___ Data provided

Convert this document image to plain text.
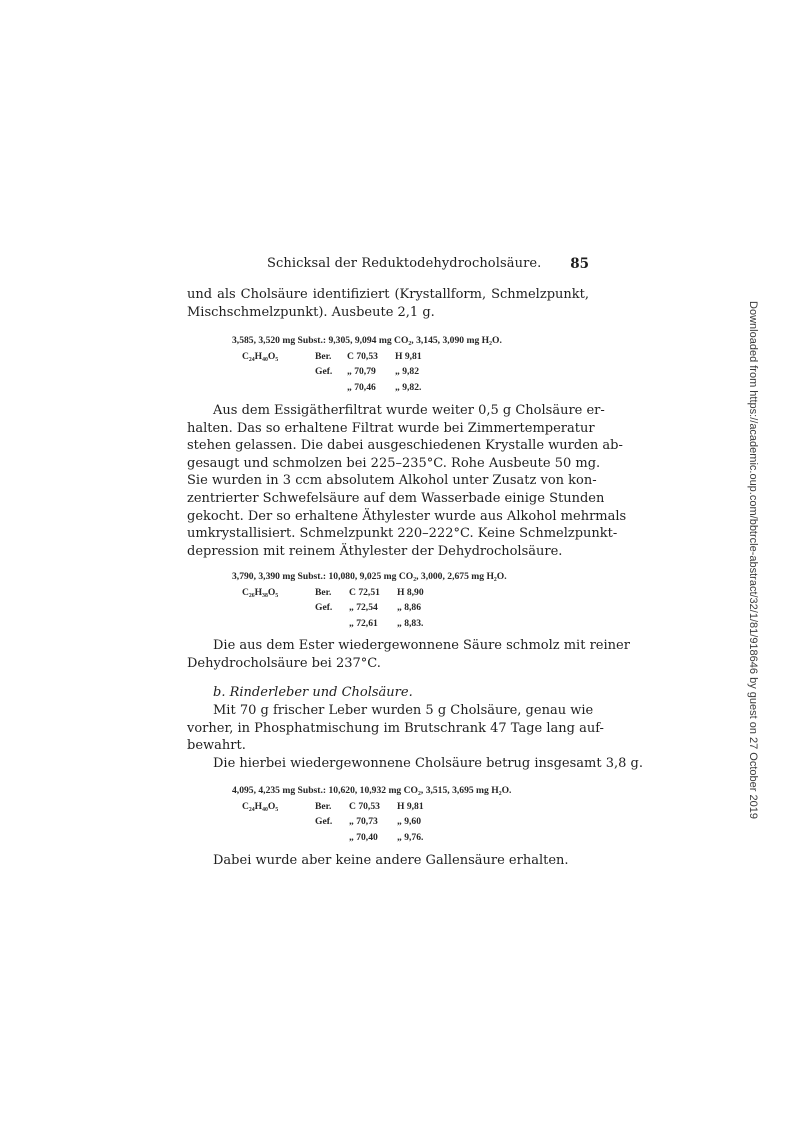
Schicksal der Reduktodehydrocholsäure. 85
und als Cholsäure identifiziert (Krystallform, Schmelzpunkt,
Mischschmelzpunkt). Ausbeute 2,1 g.
3,585, 3,520 mg Subst.: 9,305, 9,094 mg CO₂, 3,145, 3,090 mg H₂O.
C₂₄H₄₀O₅	Ber. C 70,53 H 9,81
Gef. „ 70,79 „ 9,82
„ 70,46 „ 9,82.
Aus dem Essigätherfiltrat wurde weiter 0,5 g Cholsäure er-
halten. Das so erhaltene Filtrat wurde bei Zimmertemperatur
stehen gelassen. Die dabei ausgeschiedenen Krystalle wurden ab-
gesaugt und schmolzen bei 225–235°C. Rohe Ausbeute 50 mg.
Sie wurden in 3 ccm absolutem Alkohol unter Zusatz von kon-
zentrierter Schwefelsäure auf dem Wasserbade einige Stunden
gekocht. Der so erhaltene Äthylester wurde aus Alkohol mehrmals
umkrystallisiert. Schmelzpunkt 220–222°C. Keine Schmelzpunkt-
depression mit reinem Äthylester der Dehydrocholsäure.
3,790, 3,390 mg Subst.: 10,080, 9,025 mg CO₂, 3,000, 2,675 mg H₂O.
C₂₆H₃₈O₅	Ber. C 72,51 H 8,90
Gef. „ 72,54 „ 8,86
„ 72,61 „ 8,83.
Die aus dem Ester wiedergewonnene Säure schmolz mit reiner
Dehydrocholsäure bei 237°C.
b. Rinderleber und Cholsäure.
Mit 70 g frischer Leber wurden 5 g Cholsäure, genau wie
vorher, in Phosphatmischung im Brutschrank 47 Tage lang auf-
bewahrt.
Die hierbei wiedergewonnene Cholsäure betrug insgesamt 3,8 g.
4,095, 4,235 mg Subst.: 10,620, 10,932 mg CO₂, 3,515, 3,695 mg H₂O.
C₂₄H₄₀O₅	Ber. C 70,53 H 9,81
Gef. „ 70,73 „ 9,60
„ 70,40 „ 9,76.
Dabei wurde aber keine andere Gallensäure erhalten.
Downloaded from https://academic.oup.com/bbtrcle-abstract/32/1/81/918646 by guest on 27 October 2019
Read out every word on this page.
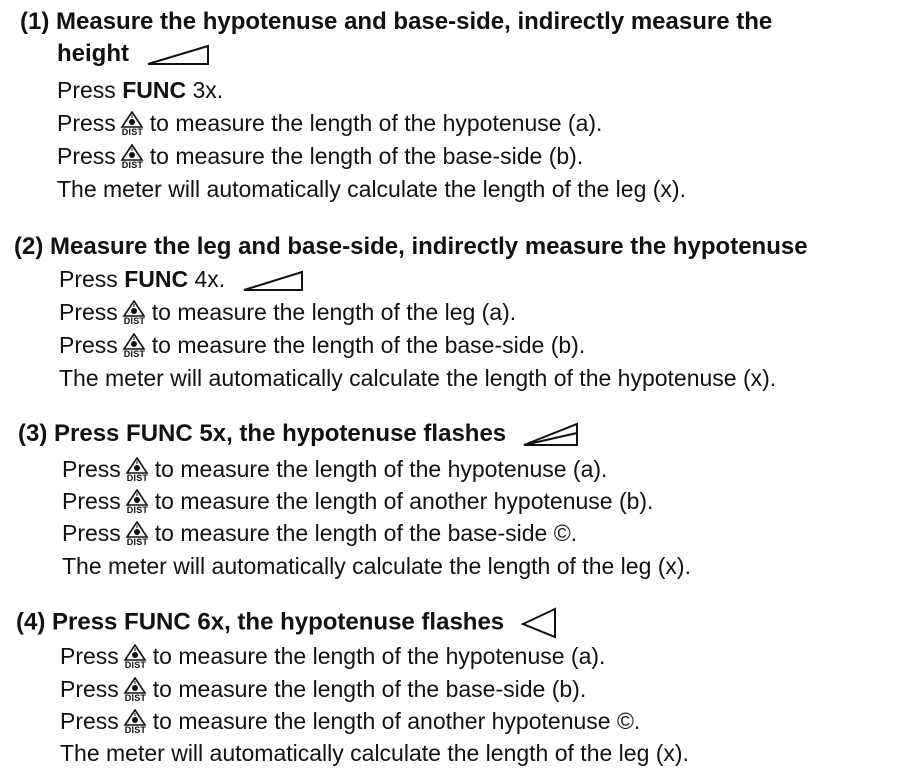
(1) Measure the hypotenuse and base-side, indirectly measure the
height
Press FUNC 3x.
Press DIST to measure the length of the hypotenuse (a).
Press DIST to measure the length of the base-side (b).
The meter will automatically calculate the length of the leg (x).
(2) Measure the leg and base-side, indirectly measure the hypotenuse
Press FUNC 4x.
Press DIST to measure the length of the leg (a).
Press DIST to measure the length of the base-side (b).
The meter will automatically calculate the length of the hypotenuse (x).
(3) Press FUNC 5x, the hypotenuse flashes
Press DIST to measure the length of the hypotenuse (a).
Press DIST to measure the length of another hypotenuse (b).
Press DIST to measure the length of the base-side ©.
The meter will automatically calculate the length of the leg (x).
(4) Press FUNC 6x, the hypotenuse flashes
Press DIST to measure the length of the hypotenuse (a).
Press DIST to measure the length of the base-side (b).
Press DIST to measure the length of another hypotenuse ©.
The meter will automatically calculate the length of the leg (x).
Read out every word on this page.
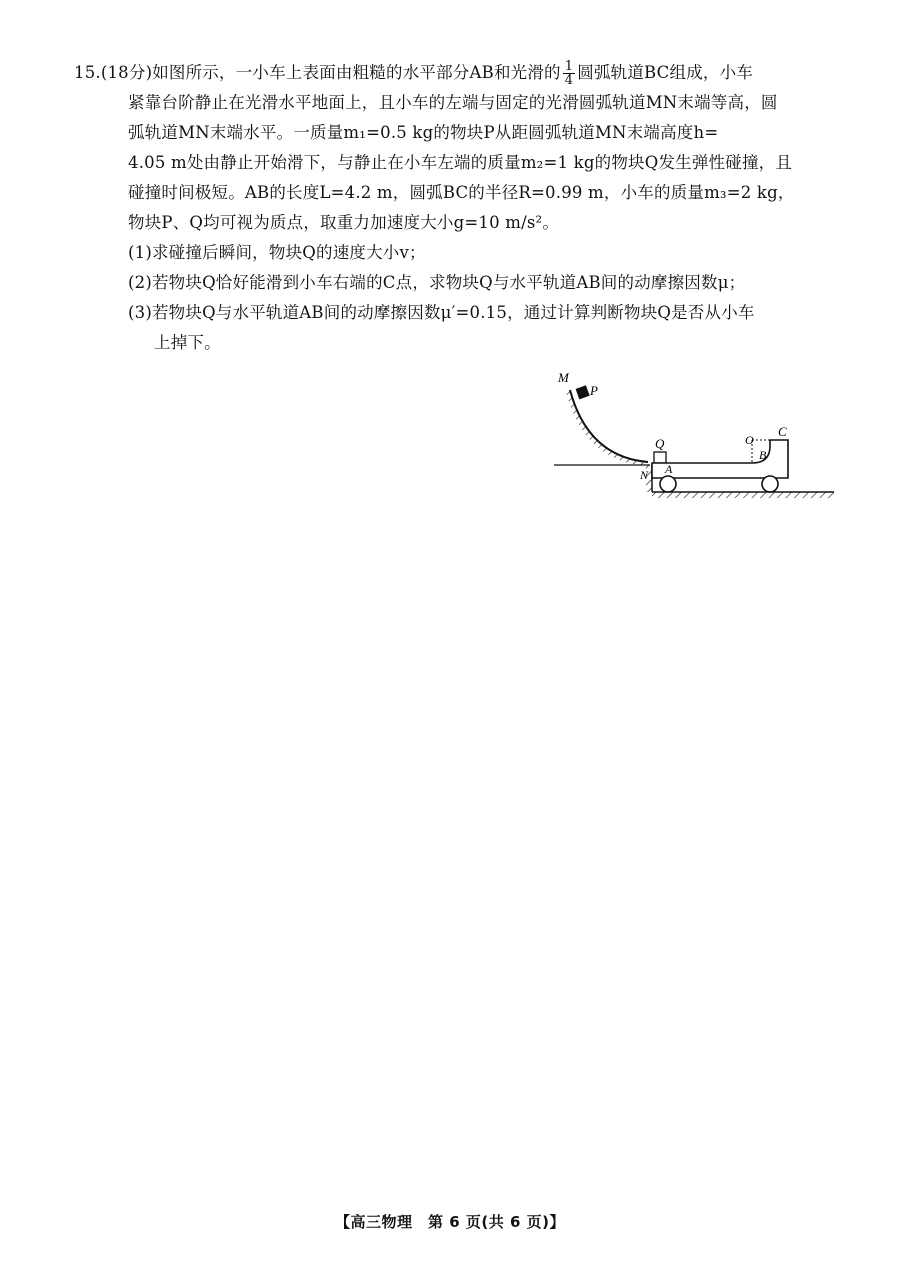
15.(18分)如图所示，一小车上表面由粗糙的水平部分AB和光滑的 $\frac{1}{4}$ 圆弧轨道BC组成，小车
紧靠台阶静止在光滑水平地面上，且小车的左端与固定的光滑圆弧轨道MN末端等高，圆
弧轨道MN末端水平。一质量m₁=0.5 kg的物块P从距圆弧轨道MN末端高度h=
4.05 m处由静止开始滑下，与静止在小车左端的质量m₂=1 kg的物块Q发生弹性碰撞，且
碰撞时间极短。AB的长度L=4.2 m，圆弧BC的半径R=0.99 m，小车的质量m₃=2 kg，
物块P、Q均可视为质点，取重力加速度大小g=10 m/s²。
(1)求碰撞后瞬间，物块Q的速度大小v；
(2)若物块Q恰好能滑到小车右端的C点，求物块Q与水平轨道AB间的动摩擦因数μ；
(3)若物块Q与水平轨道AB间的动摩擦因数μ′=0.15，通过计算判断物块Q是否从小车
上掉下。
M
P
Q
N A
O
B
C
【高三物理　第 6 页(共 6 页)】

______

▶ [Given task]:
Copy, from the material above, each line in which the string "erhaltene" occurs.

▶ [Exercise output]:
halten. Das so erhaltene Filtrat wurde bei Zimmertemperatur
gekocht. Der so erhaltene Äthylester wurde aus Alkohol mehrmals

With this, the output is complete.